++++ Entries supplied

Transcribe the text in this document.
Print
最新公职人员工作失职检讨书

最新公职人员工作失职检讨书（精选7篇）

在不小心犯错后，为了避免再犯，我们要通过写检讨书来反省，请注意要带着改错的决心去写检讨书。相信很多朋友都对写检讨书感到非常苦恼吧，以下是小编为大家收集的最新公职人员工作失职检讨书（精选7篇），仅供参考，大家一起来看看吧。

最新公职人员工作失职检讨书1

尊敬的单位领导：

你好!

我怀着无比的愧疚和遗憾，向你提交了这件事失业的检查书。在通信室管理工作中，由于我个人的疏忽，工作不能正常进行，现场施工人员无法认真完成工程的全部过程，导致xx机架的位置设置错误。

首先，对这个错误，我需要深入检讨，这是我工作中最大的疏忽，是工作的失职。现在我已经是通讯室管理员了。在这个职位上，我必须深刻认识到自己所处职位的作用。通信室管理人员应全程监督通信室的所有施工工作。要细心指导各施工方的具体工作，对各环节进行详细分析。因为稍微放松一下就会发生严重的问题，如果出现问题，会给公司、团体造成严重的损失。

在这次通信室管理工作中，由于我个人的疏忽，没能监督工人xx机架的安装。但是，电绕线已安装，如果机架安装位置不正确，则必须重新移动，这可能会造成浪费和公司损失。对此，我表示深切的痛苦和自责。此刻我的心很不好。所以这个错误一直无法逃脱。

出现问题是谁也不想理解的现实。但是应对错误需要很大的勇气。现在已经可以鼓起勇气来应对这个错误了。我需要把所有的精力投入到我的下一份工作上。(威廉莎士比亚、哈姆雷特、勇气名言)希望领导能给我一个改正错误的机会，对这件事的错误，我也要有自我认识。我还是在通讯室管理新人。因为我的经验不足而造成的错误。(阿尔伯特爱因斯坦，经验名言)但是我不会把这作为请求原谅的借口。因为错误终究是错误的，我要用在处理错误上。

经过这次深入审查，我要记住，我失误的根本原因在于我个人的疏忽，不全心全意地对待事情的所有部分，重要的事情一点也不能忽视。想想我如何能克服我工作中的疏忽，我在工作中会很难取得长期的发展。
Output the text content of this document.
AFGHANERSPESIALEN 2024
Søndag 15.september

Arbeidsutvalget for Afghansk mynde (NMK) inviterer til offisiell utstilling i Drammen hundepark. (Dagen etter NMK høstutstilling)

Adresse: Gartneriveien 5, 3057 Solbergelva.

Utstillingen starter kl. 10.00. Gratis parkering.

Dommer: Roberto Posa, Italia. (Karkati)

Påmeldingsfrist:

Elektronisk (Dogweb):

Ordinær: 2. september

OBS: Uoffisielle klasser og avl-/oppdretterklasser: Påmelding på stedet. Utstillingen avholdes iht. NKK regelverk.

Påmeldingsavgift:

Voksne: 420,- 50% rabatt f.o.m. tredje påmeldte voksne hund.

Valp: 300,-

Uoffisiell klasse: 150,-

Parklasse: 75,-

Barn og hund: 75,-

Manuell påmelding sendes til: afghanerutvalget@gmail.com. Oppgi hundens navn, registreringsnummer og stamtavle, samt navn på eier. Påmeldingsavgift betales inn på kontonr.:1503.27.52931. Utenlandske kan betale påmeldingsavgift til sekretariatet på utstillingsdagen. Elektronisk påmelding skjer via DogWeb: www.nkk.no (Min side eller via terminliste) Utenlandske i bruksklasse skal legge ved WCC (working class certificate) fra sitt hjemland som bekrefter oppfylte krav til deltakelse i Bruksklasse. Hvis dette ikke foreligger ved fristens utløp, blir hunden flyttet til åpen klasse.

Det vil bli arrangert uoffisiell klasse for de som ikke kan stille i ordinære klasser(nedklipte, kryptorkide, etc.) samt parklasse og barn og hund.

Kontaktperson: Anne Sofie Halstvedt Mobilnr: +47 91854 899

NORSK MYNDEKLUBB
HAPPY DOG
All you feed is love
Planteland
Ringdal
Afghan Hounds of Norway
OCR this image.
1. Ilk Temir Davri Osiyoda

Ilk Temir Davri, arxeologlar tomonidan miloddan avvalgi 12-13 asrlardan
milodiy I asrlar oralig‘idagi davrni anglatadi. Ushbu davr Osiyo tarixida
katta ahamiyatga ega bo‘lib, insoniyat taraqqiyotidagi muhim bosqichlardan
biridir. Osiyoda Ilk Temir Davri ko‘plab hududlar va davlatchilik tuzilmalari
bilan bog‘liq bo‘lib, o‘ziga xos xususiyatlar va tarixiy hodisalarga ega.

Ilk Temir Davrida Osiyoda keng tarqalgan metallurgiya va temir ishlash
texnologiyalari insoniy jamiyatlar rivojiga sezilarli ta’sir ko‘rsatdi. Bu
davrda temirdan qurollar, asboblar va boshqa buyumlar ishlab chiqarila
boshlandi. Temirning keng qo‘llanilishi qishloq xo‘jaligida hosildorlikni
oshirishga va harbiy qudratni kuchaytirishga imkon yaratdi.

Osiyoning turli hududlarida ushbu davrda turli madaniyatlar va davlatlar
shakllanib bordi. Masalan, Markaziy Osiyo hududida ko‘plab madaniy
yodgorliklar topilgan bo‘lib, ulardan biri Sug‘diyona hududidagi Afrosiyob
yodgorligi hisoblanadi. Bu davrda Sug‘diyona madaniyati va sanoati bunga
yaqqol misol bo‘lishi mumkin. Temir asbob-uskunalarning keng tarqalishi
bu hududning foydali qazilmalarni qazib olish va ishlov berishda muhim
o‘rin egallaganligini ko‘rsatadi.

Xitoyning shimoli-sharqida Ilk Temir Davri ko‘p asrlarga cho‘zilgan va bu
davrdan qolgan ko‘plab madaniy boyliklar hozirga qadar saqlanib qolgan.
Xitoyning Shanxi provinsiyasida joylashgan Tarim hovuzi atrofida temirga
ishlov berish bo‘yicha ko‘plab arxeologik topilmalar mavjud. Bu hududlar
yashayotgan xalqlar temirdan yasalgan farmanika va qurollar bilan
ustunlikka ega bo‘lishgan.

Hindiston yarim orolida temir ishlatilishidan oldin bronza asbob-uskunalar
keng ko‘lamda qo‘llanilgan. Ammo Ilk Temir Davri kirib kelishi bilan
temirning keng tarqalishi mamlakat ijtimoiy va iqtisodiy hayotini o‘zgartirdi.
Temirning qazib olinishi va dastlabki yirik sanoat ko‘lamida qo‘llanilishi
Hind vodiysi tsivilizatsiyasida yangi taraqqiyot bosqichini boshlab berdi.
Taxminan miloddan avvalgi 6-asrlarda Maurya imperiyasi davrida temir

++++++++

Problem –
Gather up the lines that contain the word "temirdan".

The result –
davrda temirdan qurollar, asboblar va boshqa buyumlar ishlab chiqarila
yashayotgan xalqlar temirdan yasalgan farmanika va qurollar bilan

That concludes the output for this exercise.